++++ EXTRACTED DATA ++++
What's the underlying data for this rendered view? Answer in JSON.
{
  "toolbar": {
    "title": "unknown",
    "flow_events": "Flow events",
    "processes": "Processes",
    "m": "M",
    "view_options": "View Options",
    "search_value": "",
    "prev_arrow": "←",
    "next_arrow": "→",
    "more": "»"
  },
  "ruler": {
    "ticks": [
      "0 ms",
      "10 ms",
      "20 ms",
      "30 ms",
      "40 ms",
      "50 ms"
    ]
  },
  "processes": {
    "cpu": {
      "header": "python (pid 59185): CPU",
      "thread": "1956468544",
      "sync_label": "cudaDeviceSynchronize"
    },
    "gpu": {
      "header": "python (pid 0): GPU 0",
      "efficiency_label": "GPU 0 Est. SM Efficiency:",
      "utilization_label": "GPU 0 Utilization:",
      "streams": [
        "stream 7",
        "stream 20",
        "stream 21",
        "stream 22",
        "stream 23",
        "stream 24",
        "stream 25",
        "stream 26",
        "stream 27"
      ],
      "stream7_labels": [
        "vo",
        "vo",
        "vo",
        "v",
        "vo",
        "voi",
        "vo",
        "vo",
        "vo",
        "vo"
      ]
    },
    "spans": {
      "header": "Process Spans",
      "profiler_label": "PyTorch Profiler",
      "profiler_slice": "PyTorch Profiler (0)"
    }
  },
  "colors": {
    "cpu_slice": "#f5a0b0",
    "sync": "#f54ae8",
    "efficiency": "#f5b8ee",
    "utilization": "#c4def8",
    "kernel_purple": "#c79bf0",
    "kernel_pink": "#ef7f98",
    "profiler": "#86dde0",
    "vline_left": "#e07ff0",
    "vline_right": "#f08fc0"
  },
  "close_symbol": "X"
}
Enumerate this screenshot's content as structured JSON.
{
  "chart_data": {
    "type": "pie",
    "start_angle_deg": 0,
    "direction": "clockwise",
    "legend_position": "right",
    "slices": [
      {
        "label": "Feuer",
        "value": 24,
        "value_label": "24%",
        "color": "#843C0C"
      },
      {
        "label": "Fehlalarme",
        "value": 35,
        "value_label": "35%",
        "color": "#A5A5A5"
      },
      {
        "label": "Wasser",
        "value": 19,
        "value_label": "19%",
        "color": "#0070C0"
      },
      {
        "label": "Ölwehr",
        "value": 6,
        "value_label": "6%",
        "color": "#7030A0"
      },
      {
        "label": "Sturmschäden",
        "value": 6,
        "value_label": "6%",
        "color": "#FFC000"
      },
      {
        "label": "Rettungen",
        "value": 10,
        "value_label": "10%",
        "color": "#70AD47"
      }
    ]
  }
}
++++
**EXERCISE REQUIREMENTS**
Every line of the data above should be reproduced word for word.

**REPLY TO THE TASK**
What's the underlying data for this rendered view? Answer in JSON.
{
  "toolbar": {
    "title": "unknown",
    "flow_events": "Flow events",
    "processes": "Processes",
    "m": "M",
    "view_options": "View Options",
    "search_value": "",
    "prev_arrow": "←",
    "next_arrow": "→",
    "more": "»"
  },
  "ruler": {
    "ticks": [
      "0 ms",
      "10 ms",
      "20 ms",
      "30 ms",
      "40 ms",
      "50 ms"
    ]
  },
  "processes": {
    "cpu": {
      "header": "python (pid 59185): CPU",
      "thread": "1956468544",
      "sync_label": "cudaDeviceSynchronize"
    },
    "gpu": {
      "header": "python (pid 0): GPU 0",
      "efficiency_label": "GPU 0 Est. SM Efficiency:",
      "utilization_label": "GPU 0 Utilization:",
      "streams": [
        "stream 7",
        "stream 20",
        "stream 21",
        "stream 22",
        "stream 23",
        "stream 24",
        "stream 25",
        "stream 26",
        "stream 27"
      ],
      "stream7_labels": [
        "vo",
        "vo",
        "vo",
        "v",
        "vo",
        "voi",
        "vo",
        "vo",
        "vo",
        "vo"
      ]
    },
    "spans": {
      "header": "Process Spans",
      "profiler_label": "PyTorch Profiler",
      "profiler_slice": "PyTorch Profiler (0)"
    }
  },
  "colors": {
    "cpu_slice": "#f5a0b0",
    "sync": "#f54ae8",
    "efficiency": "#f5b8ee",
    "utilization": "#c4def8",
    "kernel_purple": "#c79bf0",
    "kernel_pink": "#ef7f98",
    "profiler": "#86dde0",
    "vline_left": "#e07ff0",
    "vline_right": "#f08fc0"
  },
  "close_symbol": "X"
}
Enumerate this screenshot's content as structured JSON.
{
  "chart_data": {
    "type": "pie",
    "start_angle_deg": 0,
    "direction": "clockwise",
    "legend_position": "right",
    "slices": [
      {
        "label": "Feuer",
        "value": 24,
        "value_label": "24%",
        "color": "#843C0C"
      },
      {
        "label": "Fehlalarme",
        "value": 35,
        "value_label": "35%",
        "color": "#A5A5A5"
      },
      {
        "label": "Wasser",
        "value": 19,
        "value_label": "19%",
        "color": "#0070C0"
      },
      {
        "label": "Ölwehr",
        "value": 6,
        "value_label": "6%",
        "color": "#7030A0"
      },
      {
        "label": "Sturmschäden",
        "value": 6,
        "value_label": "6%",
        "color": "#FFC000"
      },
      {
        "label": "Rettungen",
        "value": 10,
        "value_label": "10%",
        "color": "#70AD47"
      }
    ]
  }
}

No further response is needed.